▶ _Stated goal_
Pick out each line containing the string "United" and copy it.

▶ _Data rows_
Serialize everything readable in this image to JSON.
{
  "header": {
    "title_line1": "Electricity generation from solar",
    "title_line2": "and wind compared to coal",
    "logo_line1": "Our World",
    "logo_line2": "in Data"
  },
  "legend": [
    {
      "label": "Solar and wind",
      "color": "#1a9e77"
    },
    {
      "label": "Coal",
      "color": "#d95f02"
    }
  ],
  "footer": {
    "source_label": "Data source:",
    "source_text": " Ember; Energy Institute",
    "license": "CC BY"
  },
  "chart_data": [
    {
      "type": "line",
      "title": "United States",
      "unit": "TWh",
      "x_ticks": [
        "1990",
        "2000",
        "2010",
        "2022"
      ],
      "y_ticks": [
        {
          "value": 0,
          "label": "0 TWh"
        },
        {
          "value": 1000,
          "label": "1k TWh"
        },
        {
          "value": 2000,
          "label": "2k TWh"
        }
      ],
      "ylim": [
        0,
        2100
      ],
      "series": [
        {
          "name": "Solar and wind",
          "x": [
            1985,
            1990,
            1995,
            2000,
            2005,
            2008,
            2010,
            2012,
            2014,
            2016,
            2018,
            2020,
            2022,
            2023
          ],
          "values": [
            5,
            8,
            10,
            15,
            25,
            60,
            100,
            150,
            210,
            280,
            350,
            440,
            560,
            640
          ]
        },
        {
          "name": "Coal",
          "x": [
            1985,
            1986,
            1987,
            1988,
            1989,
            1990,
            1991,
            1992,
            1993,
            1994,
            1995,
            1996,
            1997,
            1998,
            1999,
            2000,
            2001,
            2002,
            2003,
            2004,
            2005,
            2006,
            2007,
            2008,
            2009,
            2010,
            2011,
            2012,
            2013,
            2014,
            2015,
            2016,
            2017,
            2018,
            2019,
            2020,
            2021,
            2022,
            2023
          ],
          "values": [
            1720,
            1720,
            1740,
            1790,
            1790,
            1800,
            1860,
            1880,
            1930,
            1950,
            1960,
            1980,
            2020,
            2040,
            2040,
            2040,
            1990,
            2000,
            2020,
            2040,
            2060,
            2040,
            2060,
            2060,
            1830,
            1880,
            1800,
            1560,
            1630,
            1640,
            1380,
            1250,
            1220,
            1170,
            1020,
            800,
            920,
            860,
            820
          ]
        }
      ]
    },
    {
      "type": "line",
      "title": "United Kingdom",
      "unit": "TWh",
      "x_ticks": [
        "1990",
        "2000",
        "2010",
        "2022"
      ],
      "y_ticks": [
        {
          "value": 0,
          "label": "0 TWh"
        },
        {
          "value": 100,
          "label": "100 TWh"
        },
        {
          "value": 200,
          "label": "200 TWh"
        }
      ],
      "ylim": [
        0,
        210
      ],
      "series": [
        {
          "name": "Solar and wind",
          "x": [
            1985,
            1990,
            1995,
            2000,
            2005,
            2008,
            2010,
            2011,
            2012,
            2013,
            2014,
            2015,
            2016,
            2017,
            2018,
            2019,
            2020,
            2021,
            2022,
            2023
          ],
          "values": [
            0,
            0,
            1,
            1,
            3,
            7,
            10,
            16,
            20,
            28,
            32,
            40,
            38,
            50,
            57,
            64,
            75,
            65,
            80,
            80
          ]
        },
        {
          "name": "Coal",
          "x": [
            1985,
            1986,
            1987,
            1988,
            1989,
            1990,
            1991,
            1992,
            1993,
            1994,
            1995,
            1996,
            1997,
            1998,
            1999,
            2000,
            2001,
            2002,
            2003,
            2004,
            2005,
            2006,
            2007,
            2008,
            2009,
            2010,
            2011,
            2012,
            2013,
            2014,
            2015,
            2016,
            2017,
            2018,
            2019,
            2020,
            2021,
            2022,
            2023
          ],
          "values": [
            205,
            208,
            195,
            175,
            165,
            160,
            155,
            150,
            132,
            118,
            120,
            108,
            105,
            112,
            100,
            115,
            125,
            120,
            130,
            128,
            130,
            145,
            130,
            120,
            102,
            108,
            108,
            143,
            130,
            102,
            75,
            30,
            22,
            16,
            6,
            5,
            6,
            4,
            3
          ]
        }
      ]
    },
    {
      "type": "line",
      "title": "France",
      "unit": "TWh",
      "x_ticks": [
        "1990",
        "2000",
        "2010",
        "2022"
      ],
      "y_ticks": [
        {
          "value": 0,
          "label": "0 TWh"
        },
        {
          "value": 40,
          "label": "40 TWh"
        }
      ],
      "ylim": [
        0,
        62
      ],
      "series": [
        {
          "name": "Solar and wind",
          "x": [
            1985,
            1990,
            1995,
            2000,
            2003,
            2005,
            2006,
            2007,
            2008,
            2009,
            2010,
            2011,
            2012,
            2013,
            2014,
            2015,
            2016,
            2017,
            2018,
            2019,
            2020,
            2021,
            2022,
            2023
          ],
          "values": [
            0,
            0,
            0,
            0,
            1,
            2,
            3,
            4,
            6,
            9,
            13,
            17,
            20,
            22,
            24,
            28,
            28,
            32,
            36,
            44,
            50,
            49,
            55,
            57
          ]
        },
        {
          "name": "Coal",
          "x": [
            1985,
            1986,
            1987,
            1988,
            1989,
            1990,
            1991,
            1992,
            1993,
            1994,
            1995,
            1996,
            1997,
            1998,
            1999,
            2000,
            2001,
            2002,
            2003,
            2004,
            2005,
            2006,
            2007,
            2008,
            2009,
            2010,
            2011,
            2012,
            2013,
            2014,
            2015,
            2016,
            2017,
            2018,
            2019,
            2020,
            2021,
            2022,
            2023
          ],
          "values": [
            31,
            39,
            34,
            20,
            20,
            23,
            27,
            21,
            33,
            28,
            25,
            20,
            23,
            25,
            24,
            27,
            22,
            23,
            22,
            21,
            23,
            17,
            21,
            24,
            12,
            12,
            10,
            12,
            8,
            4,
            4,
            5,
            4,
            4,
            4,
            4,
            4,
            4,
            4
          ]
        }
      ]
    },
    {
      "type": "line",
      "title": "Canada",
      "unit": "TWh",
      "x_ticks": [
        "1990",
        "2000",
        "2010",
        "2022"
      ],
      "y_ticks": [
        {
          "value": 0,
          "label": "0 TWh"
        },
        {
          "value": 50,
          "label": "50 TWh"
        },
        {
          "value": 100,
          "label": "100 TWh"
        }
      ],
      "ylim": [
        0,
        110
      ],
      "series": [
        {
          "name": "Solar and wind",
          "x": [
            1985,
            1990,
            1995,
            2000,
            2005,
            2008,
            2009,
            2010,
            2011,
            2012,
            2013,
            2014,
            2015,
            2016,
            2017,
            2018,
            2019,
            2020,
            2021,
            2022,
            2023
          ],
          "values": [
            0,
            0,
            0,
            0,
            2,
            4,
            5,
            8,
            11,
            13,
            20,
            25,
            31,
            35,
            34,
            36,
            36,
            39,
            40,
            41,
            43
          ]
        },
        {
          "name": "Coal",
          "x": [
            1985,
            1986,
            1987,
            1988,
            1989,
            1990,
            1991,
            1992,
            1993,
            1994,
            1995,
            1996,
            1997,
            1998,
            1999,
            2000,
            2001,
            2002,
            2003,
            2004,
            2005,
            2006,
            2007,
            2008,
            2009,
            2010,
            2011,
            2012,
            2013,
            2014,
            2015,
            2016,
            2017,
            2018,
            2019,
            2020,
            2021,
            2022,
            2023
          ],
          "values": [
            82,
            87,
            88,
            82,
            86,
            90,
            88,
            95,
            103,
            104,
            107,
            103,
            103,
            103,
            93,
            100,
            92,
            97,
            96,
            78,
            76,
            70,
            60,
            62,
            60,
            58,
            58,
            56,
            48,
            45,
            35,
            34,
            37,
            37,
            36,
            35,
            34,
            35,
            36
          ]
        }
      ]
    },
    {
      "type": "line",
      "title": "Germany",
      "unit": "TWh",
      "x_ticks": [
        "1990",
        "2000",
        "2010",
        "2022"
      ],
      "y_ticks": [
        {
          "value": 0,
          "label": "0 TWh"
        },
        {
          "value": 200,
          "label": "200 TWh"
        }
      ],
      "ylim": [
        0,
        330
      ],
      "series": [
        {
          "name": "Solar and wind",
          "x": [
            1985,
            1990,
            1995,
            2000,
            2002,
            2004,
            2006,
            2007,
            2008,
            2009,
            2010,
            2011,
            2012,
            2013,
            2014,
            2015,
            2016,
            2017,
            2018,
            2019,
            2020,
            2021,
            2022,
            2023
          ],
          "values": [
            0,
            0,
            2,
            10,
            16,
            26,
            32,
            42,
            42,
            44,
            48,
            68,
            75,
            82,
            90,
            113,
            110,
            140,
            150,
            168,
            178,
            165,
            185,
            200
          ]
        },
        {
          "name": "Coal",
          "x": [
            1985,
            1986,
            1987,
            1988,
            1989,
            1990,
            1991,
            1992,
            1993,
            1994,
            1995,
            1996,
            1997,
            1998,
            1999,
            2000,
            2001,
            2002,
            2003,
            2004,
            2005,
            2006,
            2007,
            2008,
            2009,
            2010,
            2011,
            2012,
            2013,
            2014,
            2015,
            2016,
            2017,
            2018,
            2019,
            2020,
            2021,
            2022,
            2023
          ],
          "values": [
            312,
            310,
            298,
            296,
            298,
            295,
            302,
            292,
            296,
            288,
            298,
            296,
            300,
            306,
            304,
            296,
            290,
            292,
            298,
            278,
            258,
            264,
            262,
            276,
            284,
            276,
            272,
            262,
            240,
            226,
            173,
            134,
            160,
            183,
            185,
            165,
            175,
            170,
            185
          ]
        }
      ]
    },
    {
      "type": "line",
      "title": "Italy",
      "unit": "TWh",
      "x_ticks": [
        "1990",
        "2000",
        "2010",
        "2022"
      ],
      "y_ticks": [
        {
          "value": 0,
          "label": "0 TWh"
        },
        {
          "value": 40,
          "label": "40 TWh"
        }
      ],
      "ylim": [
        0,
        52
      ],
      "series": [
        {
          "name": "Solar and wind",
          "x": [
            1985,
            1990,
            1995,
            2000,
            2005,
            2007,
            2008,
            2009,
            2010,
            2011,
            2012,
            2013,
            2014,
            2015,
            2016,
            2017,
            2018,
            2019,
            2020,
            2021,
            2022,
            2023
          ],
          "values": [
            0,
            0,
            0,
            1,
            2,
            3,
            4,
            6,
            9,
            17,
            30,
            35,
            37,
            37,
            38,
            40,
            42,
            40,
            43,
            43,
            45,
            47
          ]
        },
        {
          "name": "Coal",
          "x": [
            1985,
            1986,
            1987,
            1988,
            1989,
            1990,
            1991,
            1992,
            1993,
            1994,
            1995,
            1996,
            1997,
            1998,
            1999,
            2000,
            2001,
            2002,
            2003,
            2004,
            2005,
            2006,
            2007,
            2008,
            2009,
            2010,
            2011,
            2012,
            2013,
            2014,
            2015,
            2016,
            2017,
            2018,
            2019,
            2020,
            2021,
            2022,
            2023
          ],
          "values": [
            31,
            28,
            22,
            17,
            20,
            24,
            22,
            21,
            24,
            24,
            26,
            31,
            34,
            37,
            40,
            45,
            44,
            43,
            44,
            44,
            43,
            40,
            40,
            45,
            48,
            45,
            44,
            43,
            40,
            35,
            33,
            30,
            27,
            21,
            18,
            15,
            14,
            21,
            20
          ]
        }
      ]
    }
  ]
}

▶ _Exercise answer_
      "title": "United States",
      "title": "United Kingdom",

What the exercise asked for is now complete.